### Work required:
Examine the entries and show every line in which the word "dehydrates" is found.

------------

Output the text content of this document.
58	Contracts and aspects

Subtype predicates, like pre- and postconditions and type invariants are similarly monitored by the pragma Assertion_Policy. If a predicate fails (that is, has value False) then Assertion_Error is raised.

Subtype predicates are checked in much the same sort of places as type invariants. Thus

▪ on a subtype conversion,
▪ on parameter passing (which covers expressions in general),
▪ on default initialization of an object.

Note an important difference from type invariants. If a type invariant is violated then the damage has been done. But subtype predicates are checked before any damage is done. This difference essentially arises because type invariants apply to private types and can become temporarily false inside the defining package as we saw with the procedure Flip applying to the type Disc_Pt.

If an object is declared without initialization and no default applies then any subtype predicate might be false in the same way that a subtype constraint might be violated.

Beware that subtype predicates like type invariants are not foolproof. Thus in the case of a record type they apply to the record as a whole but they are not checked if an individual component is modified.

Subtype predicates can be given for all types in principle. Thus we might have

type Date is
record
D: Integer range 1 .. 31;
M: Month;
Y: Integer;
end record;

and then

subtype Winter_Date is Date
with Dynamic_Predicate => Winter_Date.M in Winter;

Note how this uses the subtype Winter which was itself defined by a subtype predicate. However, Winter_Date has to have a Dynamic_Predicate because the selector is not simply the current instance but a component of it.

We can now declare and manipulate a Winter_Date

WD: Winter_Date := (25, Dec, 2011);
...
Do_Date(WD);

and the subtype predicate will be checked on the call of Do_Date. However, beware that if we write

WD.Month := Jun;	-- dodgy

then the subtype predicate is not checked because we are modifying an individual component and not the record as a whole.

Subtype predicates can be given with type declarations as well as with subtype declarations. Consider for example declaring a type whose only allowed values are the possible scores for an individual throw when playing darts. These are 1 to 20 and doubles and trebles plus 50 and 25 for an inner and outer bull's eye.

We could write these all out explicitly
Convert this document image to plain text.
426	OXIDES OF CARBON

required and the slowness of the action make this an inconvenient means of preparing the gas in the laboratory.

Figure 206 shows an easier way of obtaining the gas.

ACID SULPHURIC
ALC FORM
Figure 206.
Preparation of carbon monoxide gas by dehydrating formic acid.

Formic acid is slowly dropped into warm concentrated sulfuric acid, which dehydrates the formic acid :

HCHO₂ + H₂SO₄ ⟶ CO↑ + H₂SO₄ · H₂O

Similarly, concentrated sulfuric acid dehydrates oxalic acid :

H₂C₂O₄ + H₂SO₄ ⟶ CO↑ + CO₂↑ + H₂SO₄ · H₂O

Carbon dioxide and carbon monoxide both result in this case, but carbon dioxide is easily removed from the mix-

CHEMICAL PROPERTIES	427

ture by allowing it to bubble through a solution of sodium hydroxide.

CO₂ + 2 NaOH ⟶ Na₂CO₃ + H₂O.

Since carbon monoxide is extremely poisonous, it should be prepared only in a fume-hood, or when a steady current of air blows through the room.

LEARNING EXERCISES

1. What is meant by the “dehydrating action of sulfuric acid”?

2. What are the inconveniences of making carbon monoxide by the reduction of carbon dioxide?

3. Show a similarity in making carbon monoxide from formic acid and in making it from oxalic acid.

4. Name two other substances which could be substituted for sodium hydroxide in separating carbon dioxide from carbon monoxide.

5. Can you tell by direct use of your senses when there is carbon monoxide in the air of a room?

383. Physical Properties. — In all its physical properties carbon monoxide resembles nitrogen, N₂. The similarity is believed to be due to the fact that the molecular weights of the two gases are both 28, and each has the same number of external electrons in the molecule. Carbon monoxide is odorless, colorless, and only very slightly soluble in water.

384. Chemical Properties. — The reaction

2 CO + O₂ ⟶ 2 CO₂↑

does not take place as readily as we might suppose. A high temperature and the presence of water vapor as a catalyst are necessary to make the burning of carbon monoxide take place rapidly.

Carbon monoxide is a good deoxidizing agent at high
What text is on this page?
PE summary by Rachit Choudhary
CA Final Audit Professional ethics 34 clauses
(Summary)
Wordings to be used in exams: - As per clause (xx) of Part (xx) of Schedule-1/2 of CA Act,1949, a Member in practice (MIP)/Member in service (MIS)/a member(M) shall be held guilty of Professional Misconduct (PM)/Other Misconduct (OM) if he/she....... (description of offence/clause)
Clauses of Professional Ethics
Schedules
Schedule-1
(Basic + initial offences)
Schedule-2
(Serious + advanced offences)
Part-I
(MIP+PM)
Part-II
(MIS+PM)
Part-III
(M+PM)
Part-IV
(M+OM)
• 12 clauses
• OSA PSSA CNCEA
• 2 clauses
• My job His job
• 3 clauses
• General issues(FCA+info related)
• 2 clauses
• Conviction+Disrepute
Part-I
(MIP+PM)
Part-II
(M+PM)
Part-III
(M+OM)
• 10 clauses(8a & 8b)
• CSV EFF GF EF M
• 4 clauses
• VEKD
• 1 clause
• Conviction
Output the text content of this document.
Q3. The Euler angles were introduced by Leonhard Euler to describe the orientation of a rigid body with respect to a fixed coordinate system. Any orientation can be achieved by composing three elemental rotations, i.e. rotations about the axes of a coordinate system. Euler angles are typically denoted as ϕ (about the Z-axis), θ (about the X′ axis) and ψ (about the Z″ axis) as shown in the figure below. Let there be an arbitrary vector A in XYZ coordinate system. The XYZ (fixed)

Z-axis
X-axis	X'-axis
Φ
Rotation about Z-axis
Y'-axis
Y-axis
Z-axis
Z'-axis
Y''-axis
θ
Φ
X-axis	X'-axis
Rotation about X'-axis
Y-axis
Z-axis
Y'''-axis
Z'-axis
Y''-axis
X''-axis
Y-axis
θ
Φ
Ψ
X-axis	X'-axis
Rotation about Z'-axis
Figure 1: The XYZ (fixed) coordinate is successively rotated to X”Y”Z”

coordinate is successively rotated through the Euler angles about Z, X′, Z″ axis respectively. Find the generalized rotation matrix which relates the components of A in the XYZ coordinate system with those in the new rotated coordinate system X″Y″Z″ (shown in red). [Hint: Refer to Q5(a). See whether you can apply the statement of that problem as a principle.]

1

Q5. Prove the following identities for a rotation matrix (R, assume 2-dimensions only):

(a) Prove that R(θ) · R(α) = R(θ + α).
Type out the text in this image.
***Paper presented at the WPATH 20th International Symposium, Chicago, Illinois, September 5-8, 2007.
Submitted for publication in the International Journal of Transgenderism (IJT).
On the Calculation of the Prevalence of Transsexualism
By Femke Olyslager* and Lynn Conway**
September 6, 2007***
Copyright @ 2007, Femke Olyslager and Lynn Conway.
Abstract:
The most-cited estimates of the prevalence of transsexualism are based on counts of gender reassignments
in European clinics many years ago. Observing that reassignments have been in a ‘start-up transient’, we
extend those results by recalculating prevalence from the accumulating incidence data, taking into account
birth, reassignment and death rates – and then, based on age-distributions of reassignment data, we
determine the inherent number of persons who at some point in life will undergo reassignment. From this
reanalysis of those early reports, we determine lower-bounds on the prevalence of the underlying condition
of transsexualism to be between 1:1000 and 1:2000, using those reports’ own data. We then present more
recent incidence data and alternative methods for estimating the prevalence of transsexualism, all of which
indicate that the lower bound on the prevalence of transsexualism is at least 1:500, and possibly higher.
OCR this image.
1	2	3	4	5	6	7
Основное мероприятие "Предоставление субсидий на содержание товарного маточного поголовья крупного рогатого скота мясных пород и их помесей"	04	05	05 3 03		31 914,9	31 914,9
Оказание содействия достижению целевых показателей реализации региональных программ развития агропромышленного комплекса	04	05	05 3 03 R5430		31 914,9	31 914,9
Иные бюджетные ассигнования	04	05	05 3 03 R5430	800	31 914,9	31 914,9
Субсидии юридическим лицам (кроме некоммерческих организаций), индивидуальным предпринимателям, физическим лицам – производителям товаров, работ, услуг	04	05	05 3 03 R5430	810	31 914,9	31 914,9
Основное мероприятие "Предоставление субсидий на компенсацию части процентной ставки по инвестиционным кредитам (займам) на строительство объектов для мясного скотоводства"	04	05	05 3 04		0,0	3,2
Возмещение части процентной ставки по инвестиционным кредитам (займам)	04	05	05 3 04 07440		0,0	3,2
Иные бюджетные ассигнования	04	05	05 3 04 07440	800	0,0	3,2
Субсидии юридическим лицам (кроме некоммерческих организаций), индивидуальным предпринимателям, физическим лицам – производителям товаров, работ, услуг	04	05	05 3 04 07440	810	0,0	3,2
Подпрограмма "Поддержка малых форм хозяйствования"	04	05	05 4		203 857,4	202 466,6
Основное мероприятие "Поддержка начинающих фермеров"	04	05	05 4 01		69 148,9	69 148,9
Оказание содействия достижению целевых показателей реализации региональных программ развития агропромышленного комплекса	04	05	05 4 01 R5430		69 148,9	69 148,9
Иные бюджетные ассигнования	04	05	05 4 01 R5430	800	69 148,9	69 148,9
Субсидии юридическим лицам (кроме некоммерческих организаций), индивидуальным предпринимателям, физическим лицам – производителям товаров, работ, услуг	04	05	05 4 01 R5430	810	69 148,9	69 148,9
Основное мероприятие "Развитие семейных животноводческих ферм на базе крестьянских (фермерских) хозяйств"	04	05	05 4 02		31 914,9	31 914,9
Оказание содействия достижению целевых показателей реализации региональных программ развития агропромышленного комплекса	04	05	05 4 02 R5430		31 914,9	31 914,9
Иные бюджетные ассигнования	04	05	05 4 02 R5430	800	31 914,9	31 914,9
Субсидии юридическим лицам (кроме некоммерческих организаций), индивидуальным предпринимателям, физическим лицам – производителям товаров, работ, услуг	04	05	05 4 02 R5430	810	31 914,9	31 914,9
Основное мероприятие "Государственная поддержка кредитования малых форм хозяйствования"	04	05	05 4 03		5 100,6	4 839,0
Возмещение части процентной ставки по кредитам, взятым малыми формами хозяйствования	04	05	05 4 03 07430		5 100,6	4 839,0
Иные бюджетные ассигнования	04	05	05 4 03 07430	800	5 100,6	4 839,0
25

------------

### Answer in full:
Formic acid is slowly dropped into warm concentrated sulfuric acid, which dehydrates the formic acid :
Similarly, concentrated sulfuric acid dehydrates oxalic acid :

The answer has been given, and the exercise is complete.